GIVEN INSTRUCTION |
Give back the records below exactly, every one, with no pictures.

EXERCISE MATERIAL |
[Begin]

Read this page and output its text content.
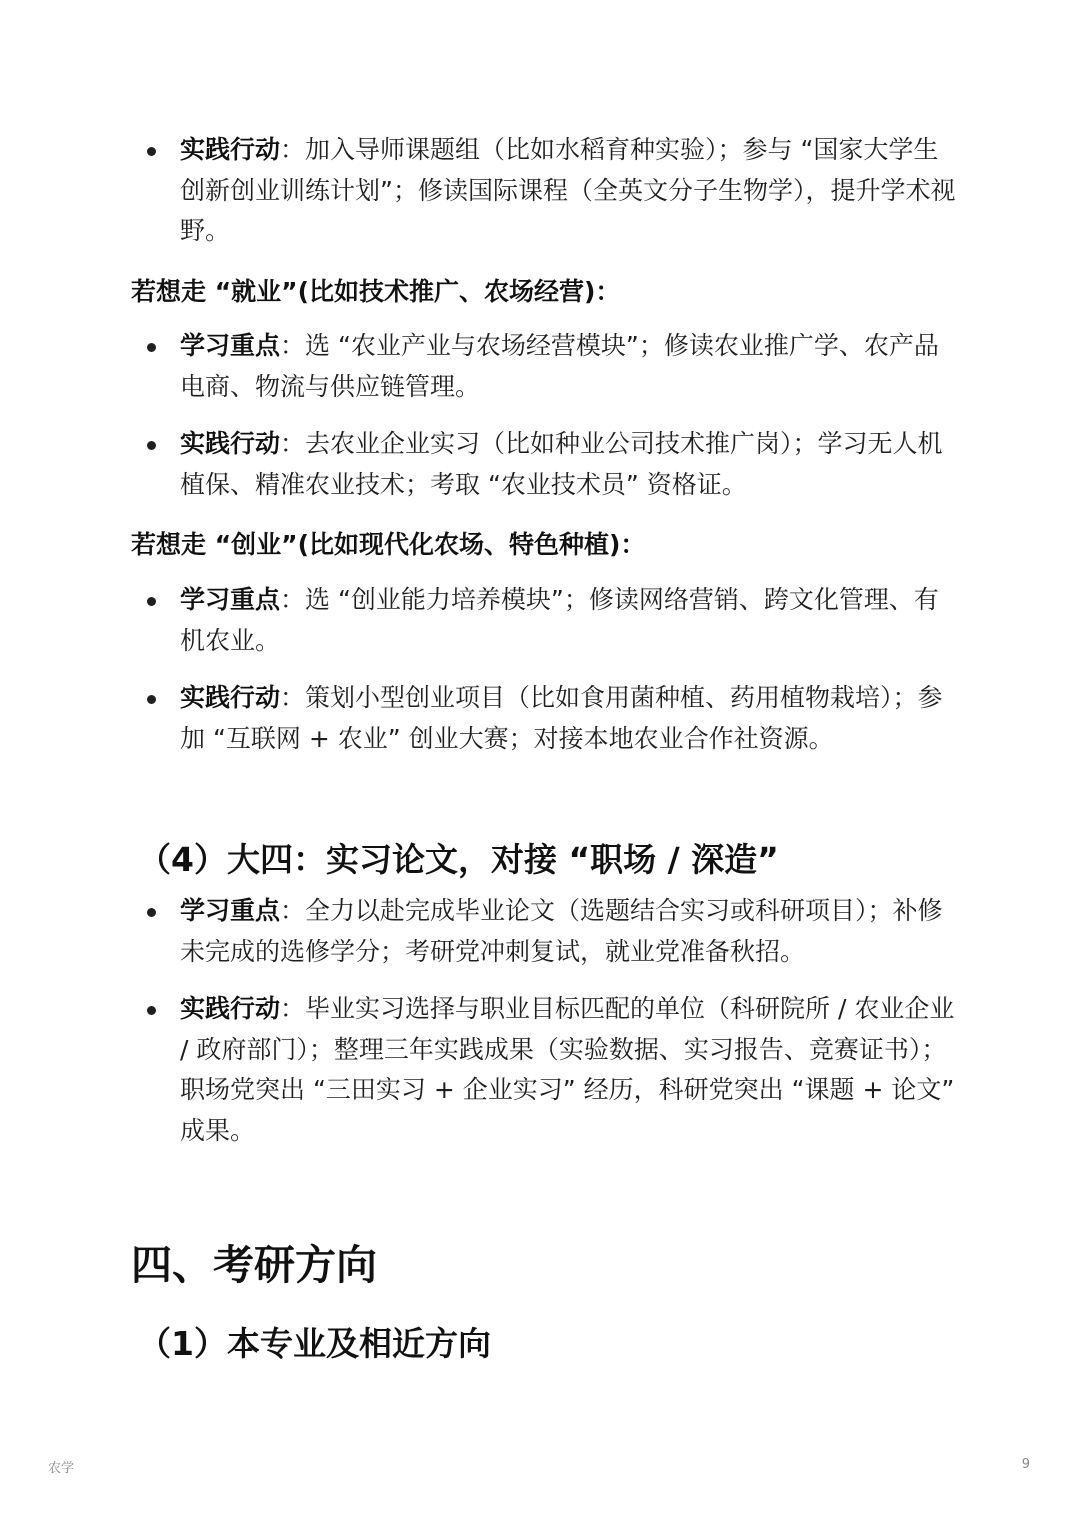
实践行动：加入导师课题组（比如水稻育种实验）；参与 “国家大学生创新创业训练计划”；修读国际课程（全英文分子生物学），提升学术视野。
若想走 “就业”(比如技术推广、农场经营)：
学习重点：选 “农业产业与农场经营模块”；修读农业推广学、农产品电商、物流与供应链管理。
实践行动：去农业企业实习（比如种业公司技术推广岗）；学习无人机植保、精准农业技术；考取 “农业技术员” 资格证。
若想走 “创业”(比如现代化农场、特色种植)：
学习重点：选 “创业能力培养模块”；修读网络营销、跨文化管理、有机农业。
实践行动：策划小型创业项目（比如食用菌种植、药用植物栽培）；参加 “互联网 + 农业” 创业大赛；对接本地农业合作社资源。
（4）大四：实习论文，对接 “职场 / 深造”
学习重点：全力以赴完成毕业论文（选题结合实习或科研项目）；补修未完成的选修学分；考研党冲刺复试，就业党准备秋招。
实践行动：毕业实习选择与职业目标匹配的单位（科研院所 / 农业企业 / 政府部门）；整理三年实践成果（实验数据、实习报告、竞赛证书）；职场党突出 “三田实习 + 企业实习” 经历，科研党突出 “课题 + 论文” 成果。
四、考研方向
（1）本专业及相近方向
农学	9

[End]

THE COMPLETED TASK |
Read this page and output its text content.
实践行动：加入导师课题组（比如水稻育种实验）；参与 “国家大学生创新创业训练计划”；修读国际课程（全英文分子生物学），提升学术视野。
若想走 “就业”(比如技术推广、农场经营)：
学习重点：选 “农业产业与农场经营模块”；修读农业推广学、农产品电商、物流与供应链管理。
实践行动：去农业企业实习（比如种业公司技术推广岗）；学习无人机植保、精准农业技术；考取 “农业技术员” 资格证。
若想走 “创业”(比如现代化农场、特色种植)：
学习重点：选 “创业能力培养模块”；修读网络营销、跨文化管理、有机农业。
实践行动：策划小型创业项目（比如食用菌种植、药用植物栽培）；参加 “互联网 + 农业” 创业大赛；对接本地农业合作社资源。
（4）大四：实习论文，对接 “职场 / 深造”
学习重点：全力以赴完成毕业论文（选题结合实习或科研项目）；补修未完成的选修学分；考研党冲刺复试，就业党准备秋招。
实践行动：毕业实习选择与职业目标匹配的单位（科研院所 / 农业企业 / 政府部门）；整理三年实践成果（实验数据、实习报告、竞赛证书）；职场党突出 “三田实习 + 企业实习” 经历，科研党突出 “课题 + 论文” 成果。
四、考研方向
（1）本专业及相近方向
农学	9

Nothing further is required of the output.